Figure record extracts
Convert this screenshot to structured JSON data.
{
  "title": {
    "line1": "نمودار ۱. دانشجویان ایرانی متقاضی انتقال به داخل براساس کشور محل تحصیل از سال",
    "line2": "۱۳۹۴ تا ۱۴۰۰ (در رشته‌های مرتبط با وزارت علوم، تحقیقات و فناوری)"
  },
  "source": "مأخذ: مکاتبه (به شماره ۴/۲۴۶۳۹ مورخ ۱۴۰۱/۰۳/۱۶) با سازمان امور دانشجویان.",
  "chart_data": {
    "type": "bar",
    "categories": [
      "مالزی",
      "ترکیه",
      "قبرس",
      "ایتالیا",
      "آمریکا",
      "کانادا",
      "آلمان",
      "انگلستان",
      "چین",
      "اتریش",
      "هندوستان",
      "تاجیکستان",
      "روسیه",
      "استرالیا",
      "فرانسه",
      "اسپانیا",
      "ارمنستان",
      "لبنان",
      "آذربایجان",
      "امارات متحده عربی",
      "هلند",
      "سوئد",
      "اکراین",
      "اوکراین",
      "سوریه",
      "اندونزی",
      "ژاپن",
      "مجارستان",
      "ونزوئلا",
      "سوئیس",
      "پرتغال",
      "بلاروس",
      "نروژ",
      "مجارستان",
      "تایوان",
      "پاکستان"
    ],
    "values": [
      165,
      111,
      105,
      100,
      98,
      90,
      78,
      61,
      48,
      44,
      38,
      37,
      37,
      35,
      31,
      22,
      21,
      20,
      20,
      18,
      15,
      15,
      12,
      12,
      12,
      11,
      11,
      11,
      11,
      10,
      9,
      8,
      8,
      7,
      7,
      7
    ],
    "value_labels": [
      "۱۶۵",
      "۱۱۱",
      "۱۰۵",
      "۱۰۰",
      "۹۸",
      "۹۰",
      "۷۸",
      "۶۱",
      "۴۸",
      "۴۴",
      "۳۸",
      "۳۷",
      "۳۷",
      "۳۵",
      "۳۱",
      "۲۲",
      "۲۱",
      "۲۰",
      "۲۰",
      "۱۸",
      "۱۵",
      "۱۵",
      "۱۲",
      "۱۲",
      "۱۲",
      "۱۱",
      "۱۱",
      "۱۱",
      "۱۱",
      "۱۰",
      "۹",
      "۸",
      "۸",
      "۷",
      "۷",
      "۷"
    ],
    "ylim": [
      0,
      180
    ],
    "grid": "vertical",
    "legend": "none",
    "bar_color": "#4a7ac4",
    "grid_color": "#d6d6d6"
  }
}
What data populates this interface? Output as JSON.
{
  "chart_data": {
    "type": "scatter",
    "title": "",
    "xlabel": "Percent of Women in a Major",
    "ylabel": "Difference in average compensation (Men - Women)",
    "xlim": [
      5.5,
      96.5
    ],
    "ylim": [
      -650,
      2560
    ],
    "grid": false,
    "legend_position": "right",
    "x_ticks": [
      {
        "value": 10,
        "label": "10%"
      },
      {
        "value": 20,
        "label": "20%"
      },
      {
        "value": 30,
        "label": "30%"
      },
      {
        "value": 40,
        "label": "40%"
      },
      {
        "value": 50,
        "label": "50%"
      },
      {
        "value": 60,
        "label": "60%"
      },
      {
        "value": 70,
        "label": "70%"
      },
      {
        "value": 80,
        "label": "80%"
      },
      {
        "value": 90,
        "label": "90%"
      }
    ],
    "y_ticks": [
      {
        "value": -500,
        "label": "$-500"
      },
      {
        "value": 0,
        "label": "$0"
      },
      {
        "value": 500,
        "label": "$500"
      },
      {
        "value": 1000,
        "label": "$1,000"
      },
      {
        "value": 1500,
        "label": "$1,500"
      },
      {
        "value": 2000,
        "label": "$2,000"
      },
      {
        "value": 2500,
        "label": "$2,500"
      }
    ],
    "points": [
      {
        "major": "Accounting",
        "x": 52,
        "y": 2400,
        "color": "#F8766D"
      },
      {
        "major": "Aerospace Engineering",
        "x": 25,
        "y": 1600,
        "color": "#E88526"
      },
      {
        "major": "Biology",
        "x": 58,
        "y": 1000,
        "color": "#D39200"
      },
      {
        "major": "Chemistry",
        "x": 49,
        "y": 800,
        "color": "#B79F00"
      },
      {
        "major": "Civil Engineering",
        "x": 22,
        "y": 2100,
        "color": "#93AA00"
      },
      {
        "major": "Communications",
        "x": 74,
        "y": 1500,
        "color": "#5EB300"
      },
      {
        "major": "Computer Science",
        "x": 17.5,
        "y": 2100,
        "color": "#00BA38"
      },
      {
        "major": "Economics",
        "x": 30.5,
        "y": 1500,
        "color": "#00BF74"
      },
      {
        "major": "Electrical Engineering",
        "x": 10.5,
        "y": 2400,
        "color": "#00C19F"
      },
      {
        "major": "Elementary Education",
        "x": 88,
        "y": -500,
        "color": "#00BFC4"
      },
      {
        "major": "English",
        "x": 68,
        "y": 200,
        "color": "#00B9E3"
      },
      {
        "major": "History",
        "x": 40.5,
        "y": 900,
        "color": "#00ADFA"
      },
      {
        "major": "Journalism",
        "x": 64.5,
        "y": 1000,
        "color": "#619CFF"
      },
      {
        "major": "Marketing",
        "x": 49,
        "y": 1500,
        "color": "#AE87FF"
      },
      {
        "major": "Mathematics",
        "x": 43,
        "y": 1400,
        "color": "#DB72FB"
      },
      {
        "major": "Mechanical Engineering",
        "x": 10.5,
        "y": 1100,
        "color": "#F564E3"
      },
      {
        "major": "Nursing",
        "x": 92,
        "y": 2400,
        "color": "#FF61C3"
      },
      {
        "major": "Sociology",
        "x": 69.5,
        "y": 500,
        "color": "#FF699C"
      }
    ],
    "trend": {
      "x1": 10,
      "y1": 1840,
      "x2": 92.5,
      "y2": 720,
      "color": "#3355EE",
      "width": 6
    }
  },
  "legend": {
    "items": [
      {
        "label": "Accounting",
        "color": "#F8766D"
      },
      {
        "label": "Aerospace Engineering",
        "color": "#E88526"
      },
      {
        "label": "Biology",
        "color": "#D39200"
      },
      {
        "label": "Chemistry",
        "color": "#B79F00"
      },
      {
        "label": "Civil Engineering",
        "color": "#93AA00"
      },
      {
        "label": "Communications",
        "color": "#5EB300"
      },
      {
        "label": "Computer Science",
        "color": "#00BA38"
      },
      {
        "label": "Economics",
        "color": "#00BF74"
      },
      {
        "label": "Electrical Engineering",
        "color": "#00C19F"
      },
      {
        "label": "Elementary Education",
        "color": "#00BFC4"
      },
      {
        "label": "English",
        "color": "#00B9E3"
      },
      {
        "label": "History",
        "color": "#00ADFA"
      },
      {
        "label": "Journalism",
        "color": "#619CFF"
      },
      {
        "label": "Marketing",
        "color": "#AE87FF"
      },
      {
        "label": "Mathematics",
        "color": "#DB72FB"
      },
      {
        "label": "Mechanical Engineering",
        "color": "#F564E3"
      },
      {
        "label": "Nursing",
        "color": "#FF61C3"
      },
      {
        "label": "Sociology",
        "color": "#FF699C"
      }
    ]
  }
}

**Given task**
Copy out each line of the records that holds the string "Science".

**Correct result**
        "major": "Computer Science",
        "label": "Computer Science",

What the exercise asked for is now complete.